* [Exercise directions]: How many of the lines below contain "Treatment"? Answer with that number alone.

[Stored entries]
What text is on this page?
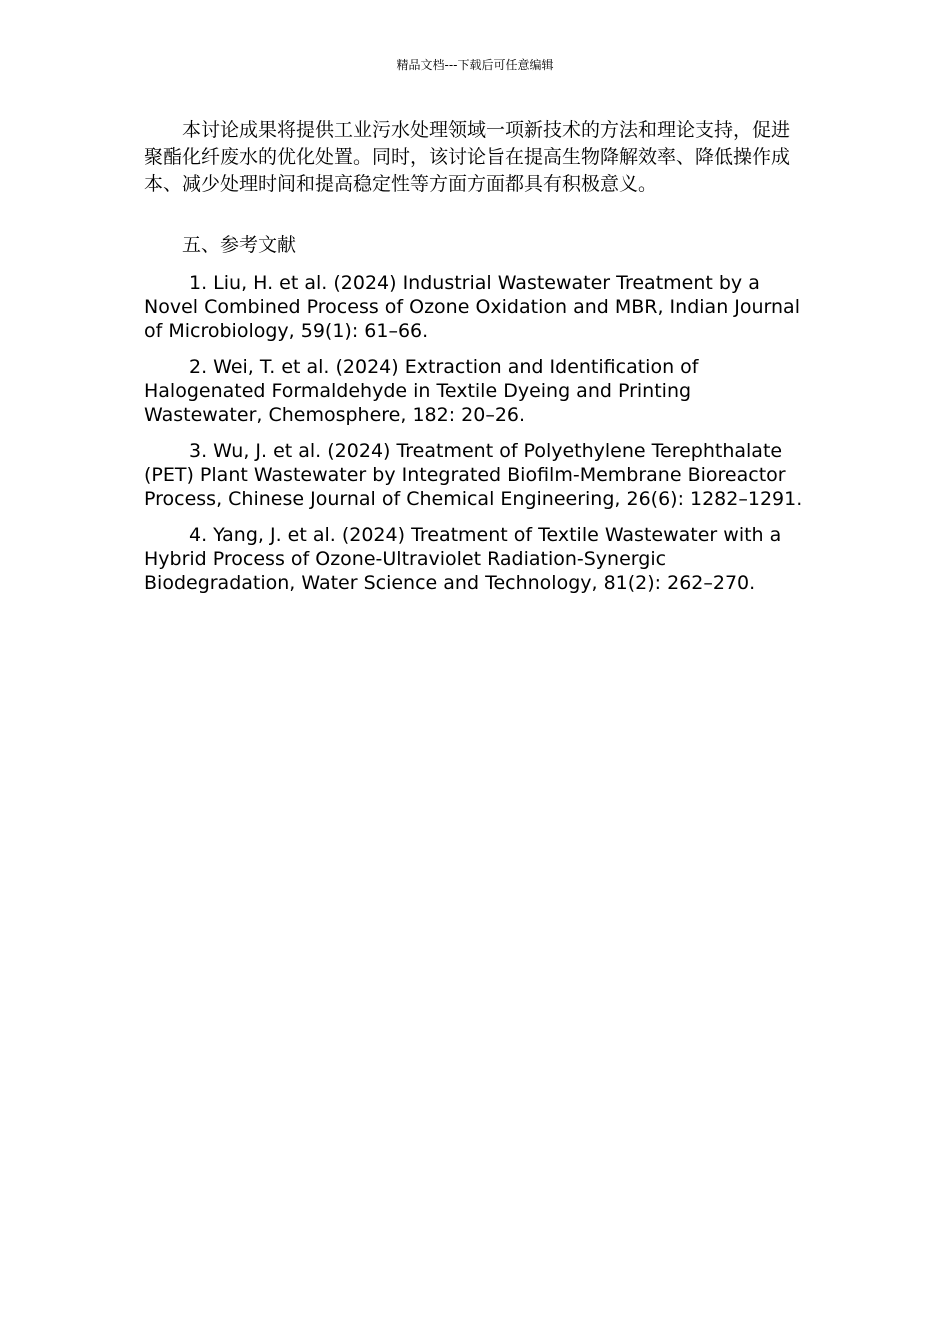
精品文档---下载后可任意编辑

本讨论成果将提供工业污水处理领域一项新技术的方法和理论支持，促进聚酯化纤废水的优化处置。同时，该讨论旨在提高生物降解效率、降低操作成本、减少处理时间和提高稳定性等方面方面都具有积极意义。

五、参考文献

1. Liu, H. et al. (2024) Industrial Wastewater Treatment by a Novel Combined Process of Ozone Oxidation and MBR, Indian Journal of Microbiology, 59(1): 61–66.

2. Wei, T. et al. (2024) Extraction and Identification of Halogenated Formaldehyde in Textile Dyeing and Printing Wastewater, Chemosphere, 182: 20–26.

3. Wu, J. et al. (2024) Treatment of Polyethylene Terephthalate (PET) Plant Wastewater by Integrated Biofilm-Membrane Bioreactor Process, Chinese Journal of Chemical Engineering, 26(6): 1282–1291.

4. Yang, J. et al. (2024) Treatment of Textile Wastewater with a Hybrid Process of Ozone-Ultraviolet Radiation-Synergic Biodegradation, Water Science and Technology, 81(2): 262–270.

---

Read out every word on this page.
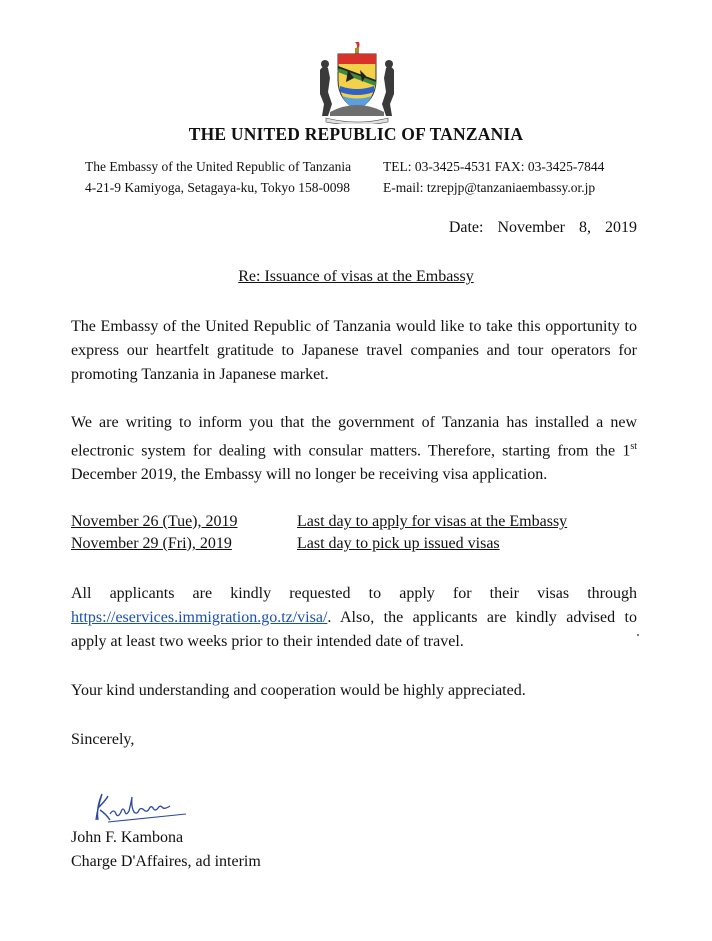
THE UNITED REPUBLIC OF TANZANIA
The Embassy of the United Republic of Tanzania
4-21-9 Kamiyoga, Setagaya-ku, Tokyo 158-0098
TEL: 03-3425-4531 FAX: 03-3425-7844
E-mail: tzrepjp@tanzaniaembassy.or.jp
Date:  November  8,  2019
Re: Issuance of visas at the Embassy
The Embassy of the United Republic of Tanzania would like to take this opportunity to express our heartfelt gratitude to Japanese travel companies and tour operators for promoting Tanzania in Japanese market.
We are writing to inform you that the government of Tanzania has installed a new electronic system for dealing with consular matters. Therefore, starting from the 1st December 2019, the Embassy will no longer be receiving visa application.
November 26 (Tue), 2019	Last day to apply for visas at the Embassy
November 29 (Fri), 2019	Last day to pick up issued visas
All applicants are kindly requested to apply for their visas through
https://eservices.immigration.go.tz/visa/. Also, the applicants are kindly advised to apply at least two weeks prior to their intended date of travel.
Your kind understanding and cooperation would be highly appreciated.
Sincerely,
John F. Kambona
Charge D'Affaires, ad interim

---

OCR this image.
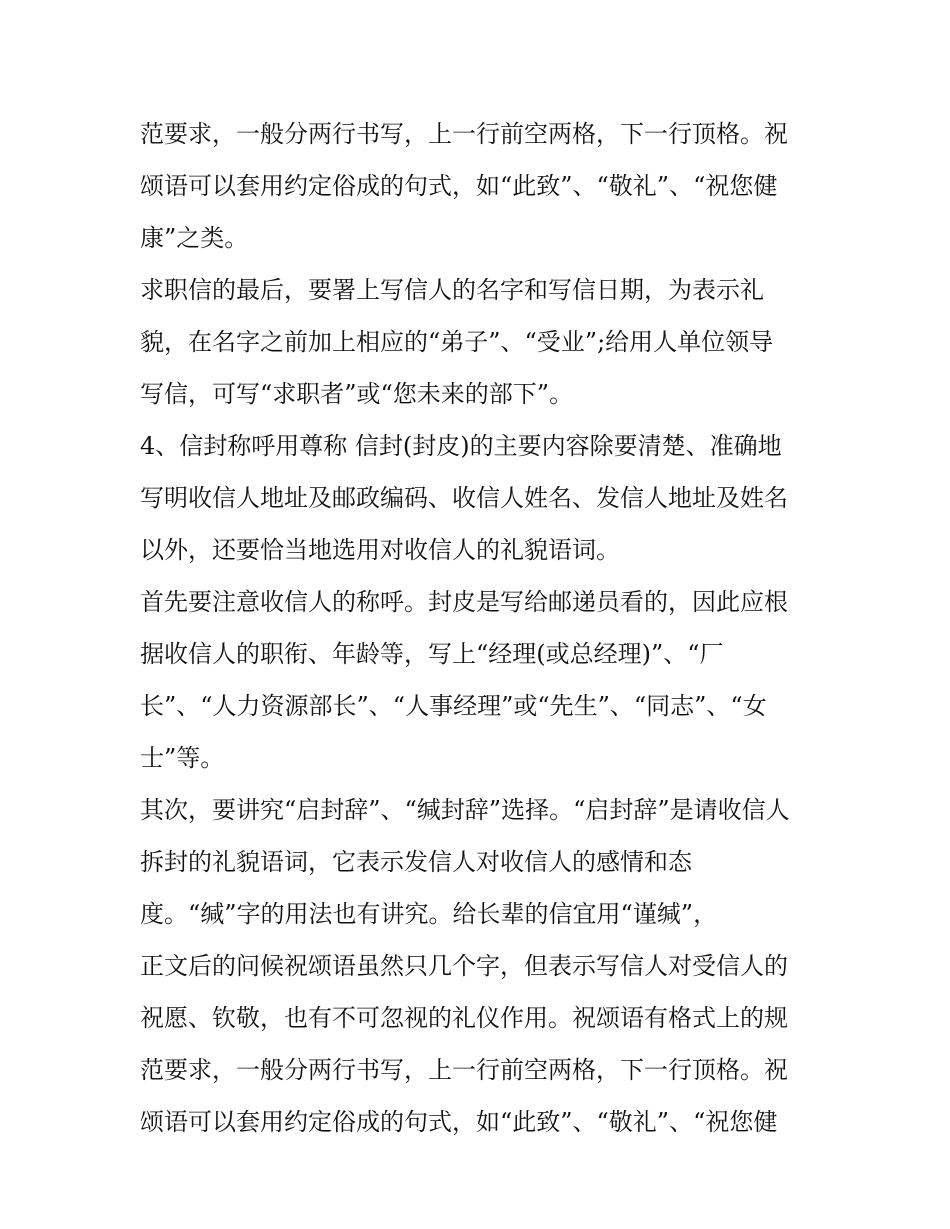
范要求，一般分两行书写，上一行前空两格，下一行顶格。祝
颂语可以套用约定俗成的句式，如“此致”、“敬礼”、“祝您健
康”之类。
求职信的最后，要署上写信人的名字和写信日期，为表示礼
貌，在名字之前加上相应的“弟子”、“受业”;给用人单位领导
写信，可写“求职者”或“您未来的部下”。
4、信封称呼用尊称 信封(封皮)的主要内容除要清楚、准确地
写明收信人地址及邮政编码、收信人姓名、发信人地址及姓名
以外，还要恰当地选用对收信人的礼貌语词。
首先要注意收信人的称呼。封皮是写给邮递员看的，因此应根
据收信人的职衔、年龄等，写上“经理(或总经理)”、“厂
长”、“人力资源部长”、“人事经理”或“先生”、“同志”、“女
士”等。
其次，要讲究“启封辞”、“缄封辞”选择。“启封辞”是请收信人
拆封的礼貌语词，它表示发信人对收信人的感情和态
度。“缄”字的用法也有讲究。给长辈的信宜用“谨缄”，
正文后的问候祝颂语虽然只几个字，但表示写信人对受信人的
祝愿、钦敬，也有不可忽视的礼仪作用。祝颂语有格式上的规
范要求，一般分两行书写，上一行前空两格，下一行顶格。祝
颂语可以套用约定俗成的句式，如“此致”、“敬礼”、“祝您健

* [Output of the task]: 3